Start DATA

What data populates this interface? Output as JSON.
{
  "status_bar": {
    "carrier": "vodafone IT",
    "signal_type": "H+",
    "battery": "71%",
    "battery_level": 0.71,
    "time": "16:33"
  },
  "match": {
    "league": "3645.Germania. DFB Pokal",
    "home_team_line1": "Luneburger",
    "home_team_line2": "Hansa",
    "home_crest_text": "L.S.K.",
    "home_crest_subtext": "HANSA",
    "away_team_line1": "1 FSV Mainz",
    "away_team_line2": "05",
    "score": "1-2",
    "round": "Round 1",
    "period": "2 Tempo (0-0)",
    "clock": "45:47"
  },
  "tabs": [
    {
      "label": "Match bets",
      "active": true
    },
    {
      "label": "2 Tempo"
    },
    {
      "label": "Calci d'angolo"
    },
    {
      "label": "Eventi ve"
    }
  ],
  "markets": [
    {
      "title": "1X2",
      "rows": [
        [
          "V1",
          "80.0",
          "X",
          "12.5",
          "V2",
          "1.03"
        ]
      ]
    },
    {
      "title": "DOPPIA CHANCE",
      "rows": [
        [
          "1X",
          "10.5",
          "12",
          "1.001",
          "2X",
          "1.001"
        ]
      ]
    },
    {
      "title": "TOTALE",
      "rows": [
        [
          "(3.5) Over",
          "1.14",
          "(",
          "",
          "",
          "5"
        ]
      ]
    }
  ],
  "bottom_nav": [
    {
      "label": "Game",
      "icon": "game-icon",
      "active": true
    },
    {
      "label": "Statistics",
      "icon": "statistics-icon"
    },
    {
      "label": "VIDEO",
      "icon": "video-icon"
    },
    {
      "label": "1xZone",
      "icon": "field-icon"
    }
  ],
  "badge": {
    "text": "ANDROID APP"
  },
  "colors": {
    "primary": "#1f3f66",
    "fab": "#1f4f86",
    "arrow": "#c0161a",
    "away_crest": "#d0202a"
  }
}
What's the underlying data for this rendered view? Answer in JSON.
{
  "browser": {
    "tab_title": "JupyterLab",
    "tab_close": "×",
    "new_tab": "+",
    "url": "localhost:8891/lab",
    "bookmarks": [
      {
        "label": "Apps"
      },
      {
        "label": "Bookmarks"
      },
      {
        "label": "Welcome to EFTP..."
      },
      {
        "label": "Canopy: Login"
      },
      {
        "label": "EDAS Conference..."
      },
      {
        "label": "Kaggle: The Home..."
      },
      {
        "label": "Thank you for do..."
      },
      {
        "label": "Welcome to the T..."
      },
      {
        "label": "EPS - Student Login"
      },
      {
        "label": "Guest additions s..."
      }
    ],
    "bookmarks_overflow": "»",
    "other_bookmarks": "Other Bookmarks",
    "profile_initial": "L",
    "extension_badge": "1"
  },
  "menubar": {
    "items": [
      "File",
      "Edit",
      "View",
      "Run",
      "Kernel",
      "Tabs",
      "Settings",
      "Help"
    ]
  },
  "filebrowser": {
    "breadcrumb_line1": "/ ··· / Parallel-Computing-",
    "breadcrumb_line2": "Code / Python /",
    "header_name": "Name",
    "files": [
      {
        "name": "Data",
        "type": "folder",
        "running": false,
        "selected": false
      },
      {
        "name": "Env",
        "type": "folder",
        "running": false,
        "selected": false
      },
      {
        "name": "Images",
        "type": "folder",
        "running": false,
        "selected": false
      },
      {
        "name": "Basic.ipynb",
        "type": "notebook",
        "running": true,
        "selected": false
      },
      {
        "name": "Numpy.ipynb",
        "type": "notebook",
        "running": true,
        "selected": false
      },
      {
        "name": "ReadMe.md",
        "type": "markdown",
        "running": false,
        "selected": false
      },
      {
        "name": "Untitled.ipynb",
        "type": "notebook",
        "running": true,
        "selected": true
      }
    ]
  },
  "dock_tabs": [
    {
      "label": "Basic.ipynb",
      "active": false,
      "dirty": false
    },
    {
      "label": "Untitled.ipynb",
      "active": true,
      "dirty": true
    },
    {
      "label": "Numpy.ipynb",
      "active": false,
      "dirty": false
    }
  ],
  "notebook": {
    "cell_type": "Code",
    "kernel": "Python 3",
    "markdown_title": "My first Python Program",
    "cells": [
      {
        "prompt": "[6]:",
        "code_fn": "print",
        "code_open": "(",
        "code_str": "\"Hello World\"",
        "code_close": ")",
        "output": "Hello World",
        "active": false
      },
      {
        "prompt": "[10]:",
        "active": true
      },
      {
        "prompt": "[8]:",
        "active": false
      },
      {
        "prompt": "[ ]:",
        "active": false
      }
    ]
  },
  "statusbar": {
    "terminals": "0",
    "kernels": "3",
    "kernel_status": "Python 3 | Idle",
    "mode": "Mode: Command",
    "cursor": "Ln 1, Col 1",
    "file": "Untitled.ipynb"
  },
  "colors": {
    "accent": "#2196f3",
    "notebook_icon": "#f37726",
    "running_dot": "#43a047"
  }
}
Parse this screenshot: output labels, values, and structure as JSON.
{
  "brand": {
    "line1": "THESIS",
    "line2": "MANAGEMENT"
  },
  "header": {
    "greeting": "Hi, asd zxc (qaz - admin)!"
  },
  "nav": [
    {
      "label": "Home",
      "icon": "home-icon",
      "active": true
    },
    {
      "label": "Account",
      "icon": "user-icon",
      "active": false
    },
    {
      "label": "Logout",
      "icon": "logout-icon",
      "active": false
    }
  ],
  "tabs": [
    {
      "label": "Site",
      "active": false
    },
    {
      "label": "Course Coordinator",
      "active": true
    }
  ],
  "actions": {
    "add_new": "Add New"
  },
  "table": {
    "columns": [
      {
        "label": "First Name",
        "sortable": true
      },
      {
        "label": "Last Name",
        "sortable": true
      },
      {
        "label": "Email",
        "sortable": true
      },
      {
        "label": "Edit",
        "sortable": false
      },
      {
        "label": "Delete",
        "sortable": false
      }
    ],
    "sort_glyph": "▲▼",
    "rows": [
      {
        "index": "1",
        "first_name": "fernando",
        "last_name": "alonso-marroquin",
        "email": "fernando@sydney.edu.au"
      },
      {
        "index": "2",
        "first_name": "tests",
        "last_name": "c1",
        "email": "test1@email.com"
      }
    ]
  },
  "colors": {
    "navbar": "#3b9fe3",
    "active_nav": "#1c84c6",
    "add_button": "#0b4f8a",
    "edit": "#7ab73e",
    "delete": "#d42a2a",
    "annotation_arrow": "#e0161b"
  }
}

End DATA

WHAT THE EXERCISE ASKS: Return each line that includes "Python".

FULL ANSWER:
    "breadcrumb_line2": "Code / Python /",
    "kernel": "Python 3",
    "markdown_title": "My first Python Program",
    "kernel_status": "Python 3 | Idle",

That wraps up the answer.